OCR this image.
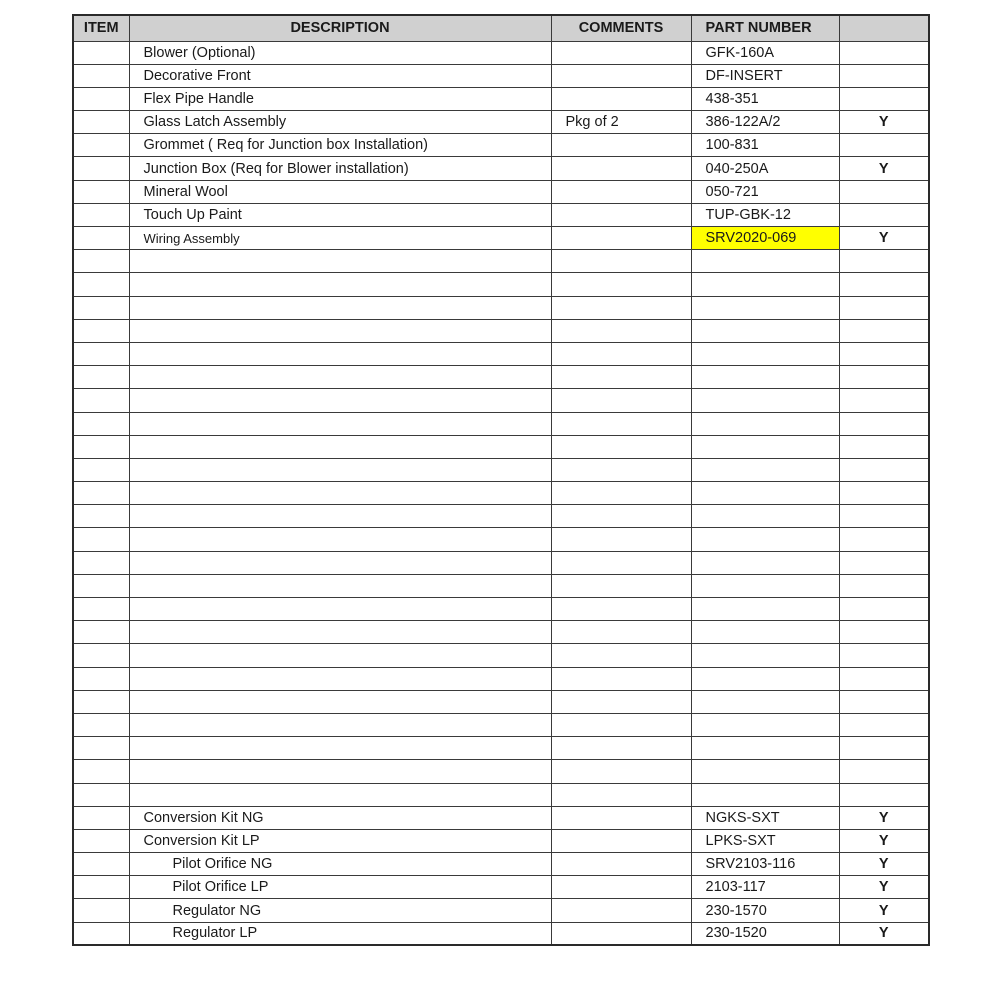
ITEM	DESCRIPTION	COMMENTS	PART NUMBER	
	Blower (Optional)		GFK-160A	
	Decorative Front		DF-INSERT	
	Flex Pipe Handle		438-351	
	Glass Latch Assembly	Pkg of 2	386-122A/2	Y
	Grommet ( Req for Junction box Installation)		100-831	
	Junction Box (Req for Blower installation)		040-250A	Y
	Mineral Wool		050-721	
	Touch Up Paint		TUP-GBK-12	
	Wiring Assembly		SRV2020-069	Y

	Conversion Kit NG		NGKS-SXT	Y
	Conversion Kit LP		LPKS-SXT	Y
	Pilot Orifice NG		SRV2103-116	Y
	Pilot Orifice LP		2103-117	Y
	Regulator NG		230-1570	Y
	Regulator LP		230-1520	Y
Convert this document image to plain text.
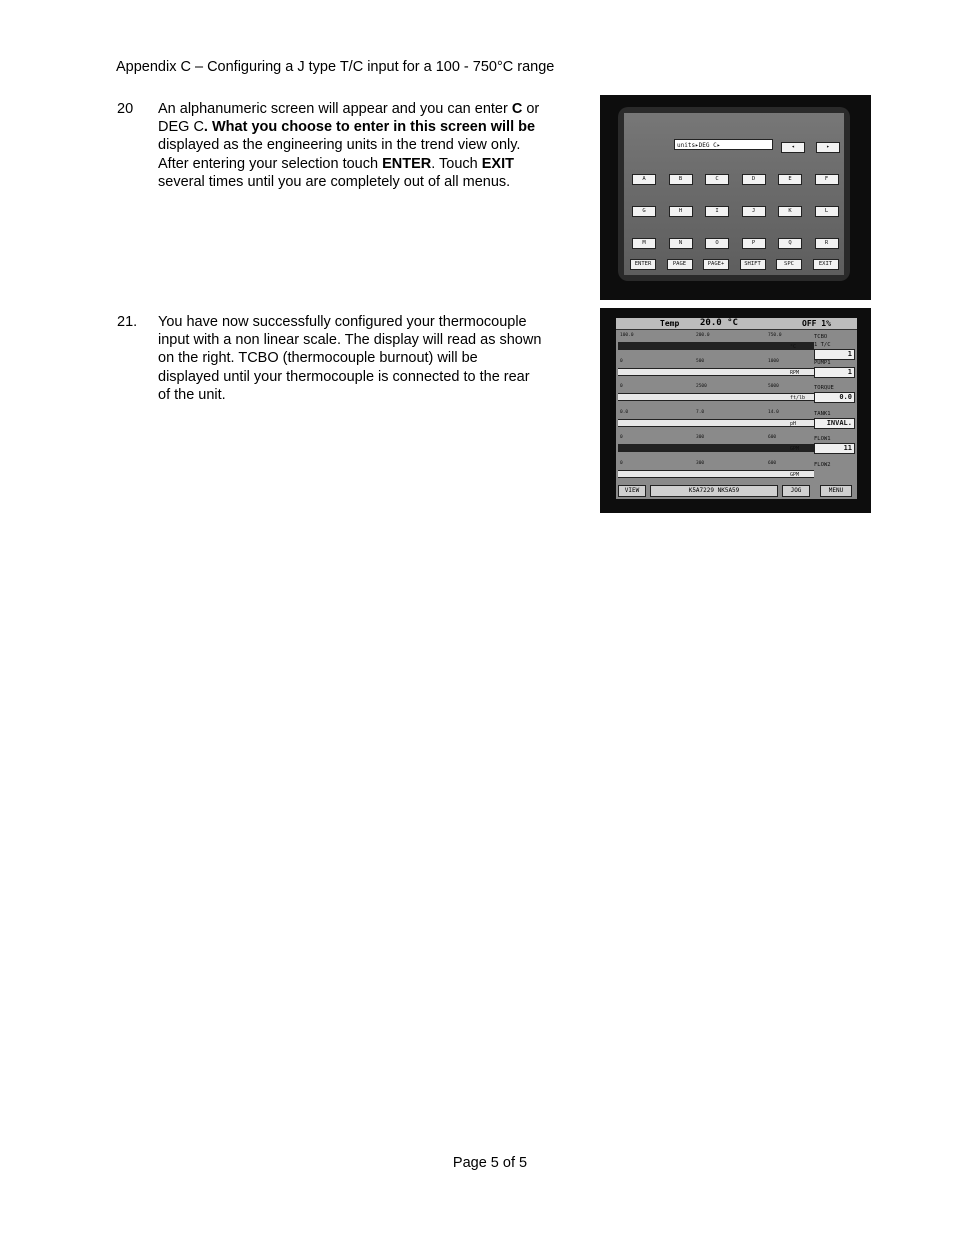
Appendix C – Configuring a J type T/C input for a 100 - 750°C range
20 An alphanumeric screen will appear and you can enter C or
DEG C. What you choose to enter in this screen will be
displayed as the engineering units in the trend view only.
After entering your selection touch ENTER. Touch EXIT
several times until you are completely out of all menus.
21. You have now successfully configured your thermocouple
input with a non linear scale. The display will read as shown
on the right. TCBO (thermocouple burnout) will be
displayed until your thermocouple is connected to the rear
of the unit.
units▸DEG C▸	◂	▸
A	B	C	D	E	F
G	H	I	J	K	L
M	N	O	P	Q	R
ENTER	PAGE	PAGE+	SHIFT	SPC	EXIT
Temp 20.0 °C	OFF 1%
100.0	200.0	750.0
°C
TCBO
1 T/C
1
0	500	1000
RPM
PUMP1
1
0	2500	5000
ft/lb
TORQUE
0.0
0.0	7.0	14.0
pH
TANK1
INVAL.
0	300	600
GPM
FLOW1
11
0	300	600
GPM
FLOW2
VIEW	K5A7229 NK5A59	JOG	MENU
Page 5 of 5
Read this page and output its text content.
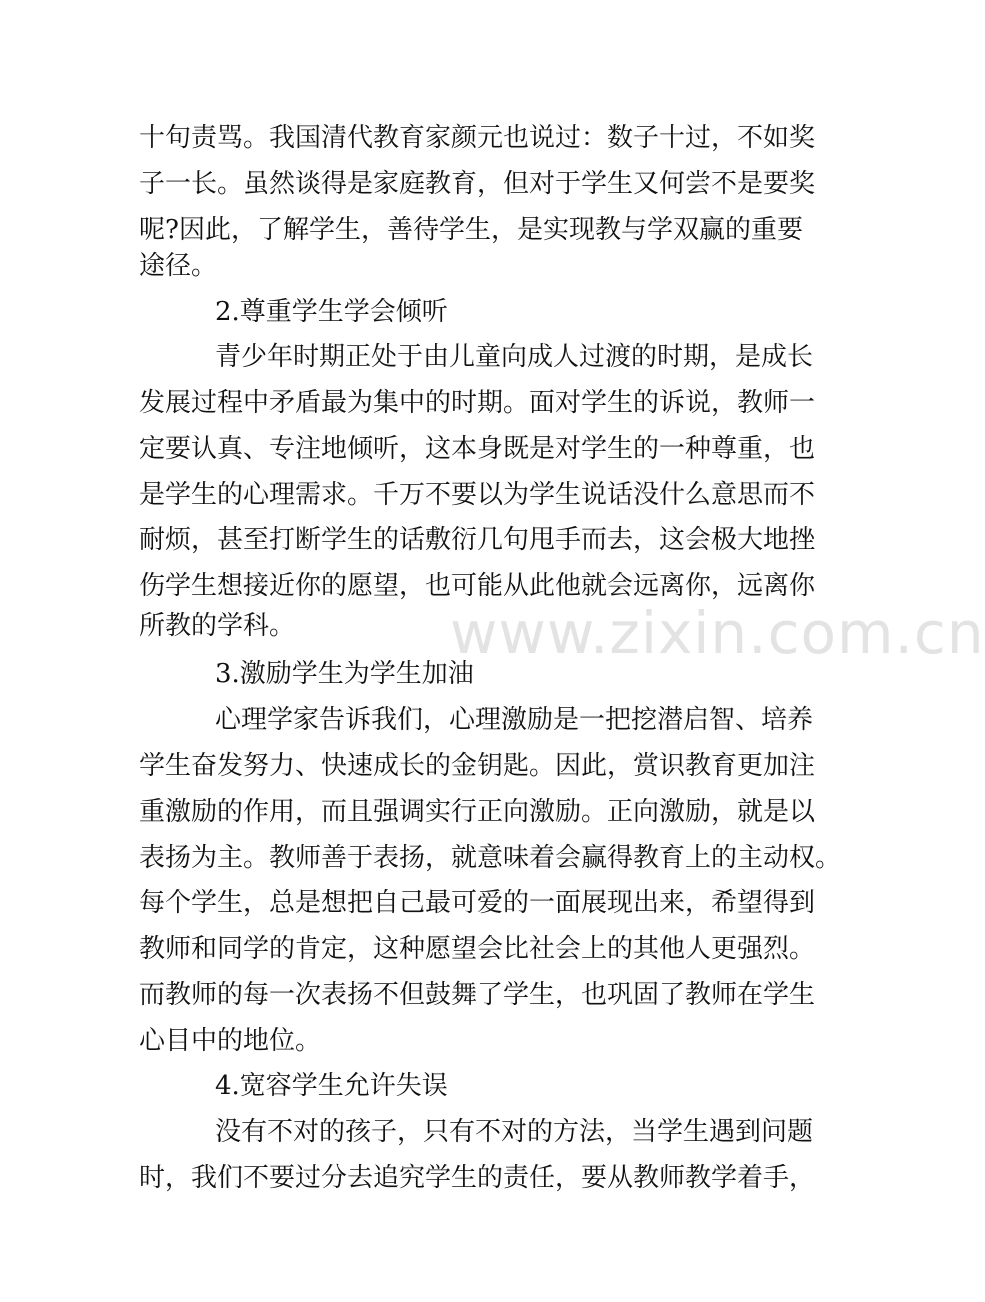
www.zixin.com.cn
十句责骂。我国清代教育家颜元也说过：数子十过，不如奖
子一长。虽然谈得是家庭教育，但对于学生又何尝不是要奖
呢?因此，了解学生，善待学生，是实现教与学双赢的重要
途径。
2.尊重学生学会倾听
青少年时期正处于由儿童向成人过渡的时期，是成长
发展过程中矛盾最为集中的时期。面对学生的诉说，教师一
定要认真、专注地倾听，这本身既是对学生的一种尊重，也
是学生的心理需求。千万不要以为学生说话没什么意思而不
耐烦，甚至打断学生的话敷衍几句甩手而去，这会极大地挫
伤学生想接近你的愿望，也可能从此他就会远离你，远离你
所教的学科。
3.激励学生为学生加油
心理学家告诉我们，心理激励是一把挖潜启智、培养
学生奋发努力、快速成长的金钥匙。因此，赏识教育更加注
重激励的作用，而且强调实行正向激励。正向激励，就是以
表扬为主。教师善于表扬，就意味着会赢得教育上的主动权。
每个学生，总是想把自己最可爱的一面展现出来，希望得到
教师和同学的肯定，这种愿望会比社会上的其他人更强烈。
而教师的每一次表扬不但鼓舞了学生，也巩固了教师在学生
心目中的地位。
4.宽容学生允许失误
没有不对的孩子，只有不对的方法，当学生遇到问题
时，我们不要过分去追究学生的责任，要从教师教学着手，
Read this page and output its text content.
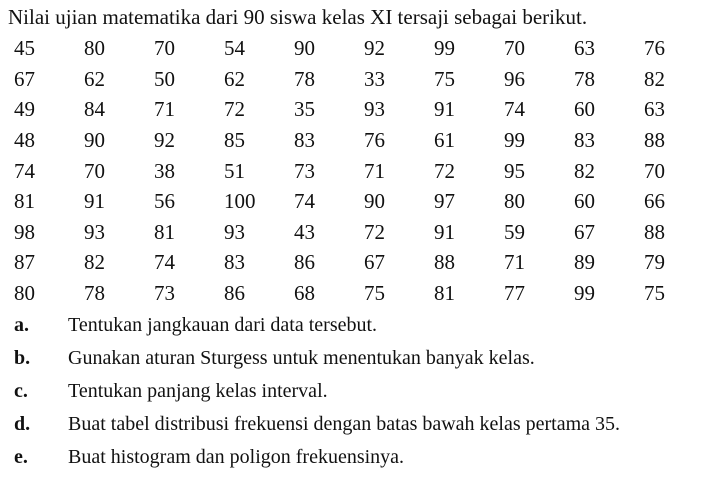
Nilai ujian matematika dari 90 siswa kelas XI tersaji sebagai berikut.
45	80	70	54	90	92	99	70	63	76
67	62	50	62	78	33	75	96	78	82
49	84	71	72	35	93	91	74	60	63
48	90	92	85	83	76	61	99	83	88
74	70	38	51	73	71	72	95	82	70
81	91	56	100	74	90	97	80	60	66
98	93	81	93	43	72	91	59	67	88
87	82	74	83	86	67	88	71	89	79
80	78	73	86	68	75	81	77	99	75
a.	Tentukan jangkauan dari data tersebut.
b.	Gunakan aturan Sturgess untuk menentukan banyak kelas.
c.	Tentukan panjang kelas interval.
d.	Buat tabel distribusi frekuensi dengan batas bawah kelas pertama 35.
e.	Buat histogram dan poligon frekuensinya.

**DIRECTIVE**
Pick out every line with the string "image" and copy it.

**EXERCISE RESULT**
OCR this image.
Convert this document image to plain text.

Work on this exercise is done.